TASK REQUIREMENTS
In the data below, locate each line with the word "name" and list it.

** Begin DATA TO USE **

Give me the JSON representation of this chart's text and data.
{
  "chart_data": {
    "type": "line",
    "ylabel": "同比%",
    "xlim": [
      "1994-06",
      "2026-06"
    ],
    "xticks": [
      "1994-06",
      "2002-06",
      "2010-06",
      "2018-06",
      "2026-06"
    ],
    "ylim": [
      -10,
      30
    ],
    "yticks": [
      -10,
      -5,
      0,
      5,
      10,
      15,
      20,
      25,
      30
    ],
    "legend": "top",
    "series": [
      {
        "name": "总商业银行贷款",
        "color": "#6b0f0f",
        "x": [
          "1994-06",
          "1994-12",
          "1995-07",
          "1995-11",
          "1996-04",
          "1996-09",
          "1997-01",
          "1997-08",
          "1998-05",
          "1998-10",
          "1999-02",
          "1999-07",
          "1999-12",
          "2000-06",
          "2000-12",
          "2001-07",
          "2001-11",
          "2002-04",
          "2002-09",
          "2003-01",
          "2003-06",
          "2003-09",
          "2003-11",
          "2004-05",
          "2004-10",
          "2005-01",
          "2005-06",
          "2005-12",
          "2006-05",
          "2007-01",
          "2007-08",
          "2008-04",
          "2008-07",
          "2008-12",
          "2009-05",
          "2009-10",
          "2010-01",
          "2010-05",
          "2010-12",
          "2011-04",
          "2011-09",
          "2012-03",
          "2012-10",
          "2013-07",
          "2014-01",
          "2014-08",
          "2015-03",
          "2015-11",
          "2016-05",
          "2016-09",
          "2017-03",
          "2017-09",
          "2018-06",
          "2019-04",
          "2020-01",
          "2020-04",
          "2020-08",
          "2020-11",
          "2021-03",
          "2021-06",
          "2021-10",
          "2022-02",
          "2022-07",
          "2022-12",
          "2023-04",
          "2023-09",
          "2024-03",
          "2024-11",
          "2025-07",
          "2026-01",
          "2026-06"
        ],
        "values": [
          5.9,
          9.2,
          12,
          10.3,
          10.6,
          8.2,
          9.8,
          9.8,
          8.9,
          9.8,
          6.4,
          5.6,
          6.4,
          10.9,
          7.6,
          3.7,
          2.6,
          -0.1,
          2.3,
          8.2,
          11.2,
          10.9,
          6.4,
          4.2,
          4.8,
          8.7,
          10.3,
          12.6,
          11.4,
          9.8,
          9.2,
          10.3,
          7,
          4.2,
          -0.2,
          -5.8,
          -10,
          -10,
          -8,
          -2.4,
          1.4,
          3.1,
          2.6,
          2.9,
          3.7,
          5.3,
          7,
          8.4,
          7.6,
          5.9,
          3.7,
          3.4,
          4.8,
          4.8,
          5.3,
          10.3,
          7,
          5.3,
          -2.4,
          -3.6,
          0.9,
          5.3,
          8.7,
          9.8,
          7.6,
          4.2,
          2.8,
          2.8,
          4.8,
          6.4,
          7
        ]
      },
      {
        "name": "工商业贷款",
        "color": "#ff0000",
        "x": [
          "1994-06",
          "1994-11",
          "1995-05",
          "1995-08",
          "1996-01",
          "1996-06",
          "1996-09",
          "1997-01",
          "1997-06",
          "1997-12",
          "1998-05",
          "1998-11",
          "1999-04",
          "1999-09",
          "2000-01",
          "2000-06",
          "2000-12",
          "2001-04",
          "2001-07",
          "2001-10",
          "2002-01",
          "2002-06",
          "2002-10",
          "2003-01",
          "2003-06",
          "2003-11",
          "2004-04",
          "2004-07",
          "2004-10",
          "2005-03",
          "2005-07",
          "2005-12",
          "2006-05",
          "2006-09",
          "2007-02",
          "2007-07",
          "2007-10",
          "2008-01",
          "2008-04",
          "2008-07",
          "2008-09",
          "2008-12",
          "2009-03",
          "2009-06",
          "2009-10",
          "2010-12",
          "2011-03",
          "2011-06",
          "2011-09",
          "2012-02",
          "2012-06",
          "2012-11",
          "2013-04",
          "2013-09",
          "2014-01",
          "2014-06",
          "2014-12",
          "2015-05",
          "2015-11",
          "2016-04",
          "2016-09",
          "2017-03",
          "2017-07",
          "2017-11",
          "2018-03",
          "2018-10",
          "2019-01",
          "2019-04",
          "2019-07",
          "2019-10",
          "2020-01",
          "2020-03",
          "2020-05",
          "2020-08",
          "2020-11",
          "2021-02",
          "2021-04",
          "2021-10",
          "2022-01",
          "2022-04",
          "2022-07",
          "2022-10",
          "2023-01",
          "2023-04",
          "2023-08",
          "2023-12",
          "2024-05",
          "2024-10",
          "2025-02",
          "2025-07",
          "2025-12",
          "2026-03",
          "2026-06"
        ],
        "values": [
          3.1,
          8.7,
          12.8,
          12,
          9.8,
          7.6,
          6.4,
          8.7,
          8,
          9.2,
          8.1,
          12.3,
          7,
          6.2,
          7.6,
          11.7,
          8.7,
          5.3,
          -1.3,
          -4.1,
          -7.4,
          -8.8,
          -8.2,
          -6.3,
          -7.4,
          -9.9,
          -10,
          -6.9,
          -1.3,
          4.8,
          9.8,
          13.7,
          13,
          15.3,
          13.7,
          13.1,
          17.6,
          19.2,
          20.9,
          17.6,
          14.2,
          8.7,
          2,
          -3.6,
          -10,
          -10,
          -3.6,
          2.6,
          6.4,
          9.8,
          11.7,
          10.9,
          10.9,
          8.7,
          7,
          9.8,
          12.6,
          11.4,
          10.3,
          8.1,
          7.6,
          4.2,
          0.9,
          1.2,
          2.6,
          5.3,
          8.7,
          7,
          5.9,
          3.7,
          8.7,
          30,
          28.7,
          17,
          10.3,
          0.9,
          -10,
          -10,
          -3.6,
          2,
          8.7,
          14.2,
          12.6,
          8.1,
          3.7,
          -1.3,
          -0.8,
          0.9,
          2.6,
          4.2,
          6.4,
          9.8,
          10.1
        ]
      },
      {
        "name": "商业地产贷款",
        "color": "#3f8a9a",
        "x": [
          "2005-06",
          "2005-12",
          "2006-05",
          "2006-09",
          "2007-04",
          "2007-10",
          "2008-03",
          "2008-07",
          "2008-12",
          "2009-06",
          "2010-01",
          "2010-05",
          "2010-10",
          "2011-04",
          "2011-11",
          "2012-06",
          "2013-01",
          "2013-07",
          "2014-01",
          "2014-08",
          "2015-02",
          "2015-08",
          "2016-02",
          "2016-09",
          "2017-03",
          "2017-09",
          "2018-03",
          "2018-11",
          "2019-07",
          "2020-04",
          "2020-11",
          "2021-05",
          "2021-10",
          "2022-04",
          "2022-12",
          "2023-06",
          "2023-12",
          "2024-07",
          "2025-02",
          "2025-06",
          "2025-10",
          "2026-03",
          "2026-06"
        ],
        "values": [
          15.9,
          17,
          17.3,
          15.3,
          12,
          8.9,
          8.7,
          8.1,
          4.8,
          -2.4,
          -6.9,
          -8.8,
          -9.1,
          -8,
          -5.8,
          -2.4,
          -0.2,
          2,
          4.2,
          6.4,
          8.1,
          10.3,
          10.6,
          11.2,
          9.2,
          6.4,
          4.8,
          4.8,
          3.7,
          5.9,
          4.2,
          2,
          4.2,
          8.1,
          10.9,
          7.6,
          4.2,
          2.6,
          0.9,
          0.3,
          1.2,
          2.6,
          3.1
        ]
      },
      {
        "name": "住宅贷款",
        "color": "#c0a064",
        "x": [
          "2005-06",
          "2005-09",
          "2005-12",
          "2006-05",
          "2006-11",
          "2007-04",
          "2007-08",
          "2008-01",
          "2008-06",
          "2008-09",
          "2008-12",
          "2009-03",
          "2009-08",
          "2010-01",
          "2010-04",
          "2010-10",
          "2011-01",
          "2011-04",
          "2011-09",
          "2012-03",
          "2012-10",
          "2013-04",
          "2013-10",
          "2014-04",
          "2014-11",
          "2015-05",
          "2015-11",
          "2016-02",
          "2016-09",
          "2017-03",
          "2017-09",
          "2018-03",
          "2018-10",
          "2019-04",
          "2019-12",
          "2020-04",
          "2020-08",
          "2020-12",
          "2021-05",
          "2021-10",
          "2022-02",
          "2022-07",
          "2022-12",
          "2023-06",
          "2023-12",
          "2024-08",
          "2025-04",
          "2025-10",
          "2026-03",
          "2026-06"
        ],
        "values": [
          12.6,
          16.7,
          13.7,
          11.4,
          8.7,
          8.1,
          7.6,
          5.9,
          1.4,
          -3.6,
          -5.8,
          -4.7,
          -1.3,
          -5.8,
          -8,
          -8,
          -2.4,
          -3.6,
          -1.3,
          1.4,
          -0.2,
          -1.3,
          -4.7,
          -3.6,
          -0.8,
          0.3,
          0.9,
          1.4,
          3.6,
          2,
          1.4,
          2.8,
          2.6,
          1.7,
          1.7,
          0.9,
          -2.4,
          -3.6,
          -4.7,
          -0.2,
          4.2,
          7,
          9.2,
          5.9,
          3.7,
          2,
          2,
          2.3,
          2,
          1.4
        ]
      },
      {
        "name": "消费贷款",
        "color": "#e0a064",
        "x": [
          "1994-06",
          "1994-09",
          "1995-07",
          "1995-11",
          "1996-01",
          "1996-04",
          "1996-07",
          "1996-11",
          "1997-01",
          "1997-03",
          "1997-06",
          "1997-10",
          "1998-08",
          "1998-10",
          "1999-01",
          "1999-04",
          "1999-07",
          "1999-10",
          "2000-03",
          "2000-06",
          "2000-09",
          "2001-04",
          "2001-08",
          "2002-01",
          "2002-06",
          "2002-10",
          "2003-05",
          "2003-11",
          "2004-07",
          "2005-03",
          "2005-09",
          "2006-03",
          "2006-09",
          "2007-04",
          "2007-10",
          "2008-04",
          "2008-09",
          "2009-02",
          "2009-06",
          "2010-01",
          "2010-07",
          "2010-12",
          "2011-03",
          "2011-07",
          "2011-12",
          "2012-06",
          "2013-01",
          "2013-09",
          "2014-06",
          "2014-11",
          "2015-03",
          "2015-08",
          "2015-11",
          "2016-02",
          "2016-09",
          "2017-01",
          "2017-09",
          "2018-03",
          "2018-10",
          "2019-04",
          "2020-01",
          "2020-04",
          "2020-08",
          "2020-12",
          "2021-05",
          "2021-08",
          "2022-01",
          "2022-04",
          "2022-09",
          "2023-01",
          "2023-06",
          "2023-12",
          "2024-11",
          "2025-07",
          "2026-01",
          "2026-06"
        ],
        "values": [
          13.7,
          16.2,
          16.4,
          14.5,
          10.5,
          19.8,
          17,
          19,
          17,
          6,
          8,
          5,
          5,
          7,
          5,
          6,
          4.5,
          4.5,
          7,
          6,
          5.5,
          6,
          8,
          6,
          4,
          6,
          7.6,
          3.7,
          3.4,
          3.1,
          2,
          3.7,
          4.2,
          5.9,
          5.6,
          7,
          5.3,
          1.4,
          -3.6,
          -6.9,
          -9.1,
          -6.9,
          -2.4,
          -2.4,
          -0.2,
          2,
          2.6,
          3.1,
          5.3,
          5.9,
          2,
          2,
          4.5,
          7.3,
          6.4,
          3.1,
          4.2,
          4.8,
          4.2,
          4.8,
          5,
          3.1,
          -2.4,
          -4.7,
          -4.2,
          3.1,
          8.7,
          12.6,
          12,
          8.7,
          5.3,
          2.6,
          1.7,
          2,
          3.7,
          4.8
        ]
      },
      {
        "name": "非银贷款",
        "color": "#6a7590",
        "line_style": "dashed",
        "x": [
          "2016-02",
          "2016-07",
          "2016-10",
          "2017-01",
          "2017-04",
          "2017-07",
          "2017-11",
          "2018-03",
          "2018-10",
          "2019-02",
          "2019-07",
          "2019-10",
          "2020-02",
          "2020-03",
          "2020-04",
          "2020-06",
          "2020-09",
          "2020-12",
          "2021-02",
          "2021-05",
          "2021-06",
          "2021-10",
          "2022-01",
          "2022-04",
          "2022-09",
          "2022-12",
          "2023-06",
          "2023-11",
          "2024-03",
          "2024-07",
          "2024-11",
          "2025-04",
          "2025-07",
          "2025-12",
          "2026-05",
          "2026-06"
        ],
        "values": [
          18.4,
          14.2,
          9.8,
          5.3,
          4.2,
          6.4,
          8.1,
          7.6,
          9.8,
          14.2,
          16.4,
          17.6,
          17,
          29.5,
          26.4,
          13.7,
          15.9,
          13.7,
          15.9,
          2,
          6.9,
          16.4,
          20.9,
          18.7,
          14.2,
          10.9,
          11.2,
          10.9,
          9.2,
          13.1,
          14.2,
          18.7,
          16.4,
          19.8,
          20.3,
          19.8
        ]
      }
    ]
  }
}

** End DATA TO USE **

CORRECT ANSWER
        "name": "总商业银行贷款",
        "name": "工商业贷款",
        "name": "商业地产贷款",
        "name": "住宅贷款",
        "name": "消费贷款",
        "name": "非银贷款",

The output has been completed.